Check your understanding —
(A) Write out the blog post on class videos and software licenses word for word, beginning at the words "Tool # 3.2 Videos" and stopping after "3 (4 minutes)".
(B) In the blog post on class videos and software licenses, which lab does the MythBusters episode go with?

Excerpted text —
------------------------------------

We will need to make sure that when we clone material on 4, 8, 16 iPADs or notebooks, we have license to do so for the correct number of devices.
SBISD has a list of software that is available district-wide, building wide, etc., but be careful - my "building license" for RobotC is only good for one class of computers (20? 30?), not every computer in the building.

Tool # 3.2 Videos to use in class

MythBusters Cell Phone vs. Drunk Driving, part 1 of 3 (6 minutes)

MythBusters Cell Phone vs. Drunk Driving, part 2 of 3 (7 minutes)

MythBusters Cell Phone vs. Drunk Driving, part 3 of 3 (4 minutes)

By selecting parts of MB episodes from YouTube, you cut out all of the other segments in that episode, leaving time for student reflection.  Whole episodes on DVD take an entire class period. This particular episode goes with a Reaction Time lab where students drop, and others catch, a meter stick; knowing freefall equations, distance is converted to time, their reaction time.  Of course, this episode should be mandatory for all young drivers, but we tell them it's for the science, so it doesn't seem like preaching.

Okay, now I'll try copying embed code from  If it works, this is really worth watching -cool science, for Physics OR Earth and Space Science.

Ahhhh, nuts! It didn't work. I pasted the html code here, but when I switched to compose, it wasn't here.

------------------------------------

Information shown —
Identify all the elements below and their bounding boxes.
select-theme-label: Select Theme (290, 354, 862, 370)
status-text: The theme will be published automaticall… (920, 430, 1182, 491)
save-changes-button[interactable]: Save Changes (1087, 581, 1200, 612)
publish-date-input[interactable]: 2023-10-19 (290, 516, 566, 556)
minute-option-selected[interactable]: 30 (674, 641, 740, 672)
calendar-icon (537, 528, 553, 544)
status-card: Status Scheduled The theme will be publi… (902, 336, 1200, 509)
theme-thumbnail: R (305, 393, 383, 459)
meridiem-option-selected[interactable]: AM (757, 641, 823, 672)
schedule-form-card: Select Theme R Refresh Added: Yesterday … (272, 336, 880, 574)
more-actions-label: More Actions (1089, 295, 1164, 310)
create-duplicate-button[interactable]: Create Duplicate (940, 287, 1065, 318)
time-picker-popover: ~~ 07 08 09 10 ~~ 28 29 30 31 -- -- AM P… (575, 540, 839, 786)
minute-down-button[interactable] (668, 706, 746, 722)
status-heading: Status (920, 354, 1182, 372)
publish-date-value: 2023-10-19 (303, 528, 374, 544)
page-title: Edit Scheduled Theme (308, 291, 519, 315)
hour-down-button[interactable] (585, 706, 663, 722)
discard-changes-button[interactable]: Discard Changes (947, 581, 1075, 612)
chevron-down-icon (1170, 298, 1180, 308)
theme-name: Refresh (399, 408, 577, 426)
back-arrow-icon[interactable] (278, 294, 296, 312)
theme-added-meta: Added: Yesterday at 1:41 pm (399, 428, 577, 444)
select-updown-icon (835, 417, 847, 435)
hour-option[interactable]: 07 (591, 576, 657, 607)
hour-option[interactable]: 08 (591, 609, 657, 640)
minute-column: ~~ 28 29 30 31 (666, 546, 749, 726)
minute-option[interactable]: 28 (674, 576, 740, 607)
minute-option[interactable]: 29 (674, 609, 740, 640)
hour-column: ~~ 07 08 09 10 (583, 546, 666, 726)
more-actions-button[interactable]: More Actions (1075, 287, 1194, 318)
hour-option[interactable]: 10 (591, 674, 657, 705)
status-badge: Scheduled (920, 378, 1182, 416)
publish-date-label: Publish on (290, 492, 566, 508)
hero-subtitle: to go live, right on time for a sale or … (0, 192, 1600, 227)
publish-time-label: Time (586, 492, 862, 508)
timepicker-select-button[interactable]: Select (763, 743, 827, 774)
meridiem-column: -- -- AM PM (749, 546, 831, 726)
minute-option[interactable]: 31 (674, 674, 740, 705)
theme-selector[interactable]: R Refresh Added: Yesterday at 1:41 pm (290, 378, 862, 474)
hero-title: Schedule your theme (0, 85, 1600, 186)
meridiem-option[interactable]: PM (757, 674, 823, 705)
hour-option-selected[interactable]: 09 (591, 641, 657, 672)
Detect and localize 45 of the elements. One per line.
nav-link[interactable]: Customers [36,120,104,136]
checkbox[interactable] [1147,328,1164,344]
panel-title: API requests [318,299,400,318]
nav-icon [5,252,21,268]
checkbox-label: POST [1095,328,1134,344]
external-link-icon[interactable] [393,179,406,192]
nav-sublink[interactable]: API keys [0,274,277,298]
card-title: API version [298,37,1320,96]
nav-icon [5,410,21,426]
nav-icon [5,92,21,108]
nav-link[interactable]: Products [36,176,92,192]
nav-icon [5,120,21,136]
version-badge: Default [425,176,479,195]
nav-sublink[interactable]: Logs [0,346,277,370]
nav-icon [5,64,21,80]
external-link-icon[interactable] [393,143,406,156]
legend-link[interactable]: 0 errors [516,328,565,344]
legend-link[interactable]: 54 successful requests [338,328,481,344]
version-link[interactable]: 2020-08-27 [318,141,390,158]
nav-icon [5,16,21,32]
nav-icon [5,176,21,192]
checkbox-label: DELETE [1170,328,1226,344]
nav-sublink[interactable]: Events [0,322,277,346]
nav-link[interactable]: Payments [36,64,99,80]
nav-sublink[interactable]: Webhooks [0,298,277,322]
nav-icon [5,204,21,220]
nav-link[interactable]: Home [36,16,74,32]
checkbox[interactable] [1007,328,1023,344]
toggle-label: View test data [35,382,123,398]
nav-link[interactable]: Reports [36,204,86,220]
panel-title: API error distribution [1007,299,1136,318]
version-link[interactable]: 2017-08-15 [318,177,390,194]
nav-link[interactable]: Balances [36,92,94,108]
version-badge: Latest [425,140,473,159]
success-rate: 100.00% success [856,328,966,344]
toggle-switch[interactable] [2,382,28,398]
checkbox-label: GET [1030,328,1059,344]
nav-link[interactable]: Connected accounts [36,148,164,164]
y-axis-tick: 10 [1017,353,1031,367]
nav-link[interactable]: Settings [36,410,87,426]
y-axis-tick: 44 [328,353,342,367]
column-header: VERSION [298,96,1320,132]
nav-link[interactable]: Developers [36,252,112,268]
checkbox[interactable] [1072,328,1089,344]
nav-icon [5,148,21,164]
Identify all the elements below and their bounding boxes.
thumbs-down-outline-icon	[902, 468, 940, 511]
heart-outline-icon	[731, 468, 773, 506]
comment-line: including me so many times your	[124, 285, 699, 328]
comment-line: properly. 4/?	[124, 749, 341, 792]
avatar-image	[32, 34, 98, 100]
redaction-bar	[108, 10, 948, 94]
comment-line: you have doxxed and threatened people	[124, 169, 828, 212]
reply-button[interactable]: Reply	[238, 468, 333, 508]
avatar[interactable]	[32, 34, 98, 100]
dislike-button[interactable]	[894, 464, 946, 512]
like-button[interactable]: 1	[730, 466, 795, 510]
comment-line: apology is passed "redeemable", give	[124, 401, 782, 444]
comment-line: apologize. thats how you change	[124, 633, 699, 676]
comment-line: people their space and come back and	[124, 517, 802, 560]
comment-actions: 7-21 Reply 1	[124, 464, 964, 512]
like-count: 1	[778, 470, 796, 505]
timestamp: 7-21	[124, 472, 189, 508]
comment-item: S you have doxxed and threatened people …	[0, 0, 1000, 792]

------------------------------------

Responses by task —
(A)
Tool # 3.2 Videos to use in class

MythBusters Cell Phone vs. Drunk Driving, part 1 of 3 (6 minutes)

MythBusters Cell Phone vs. Drunk Driving, part 2 of 3 (7 minutes)

MythBusters Cell Phone vs. Drunk Driving, part 3 of 3 (4 minutes)

(B) A Reaction Time lab, where students drop and catch a meter stick.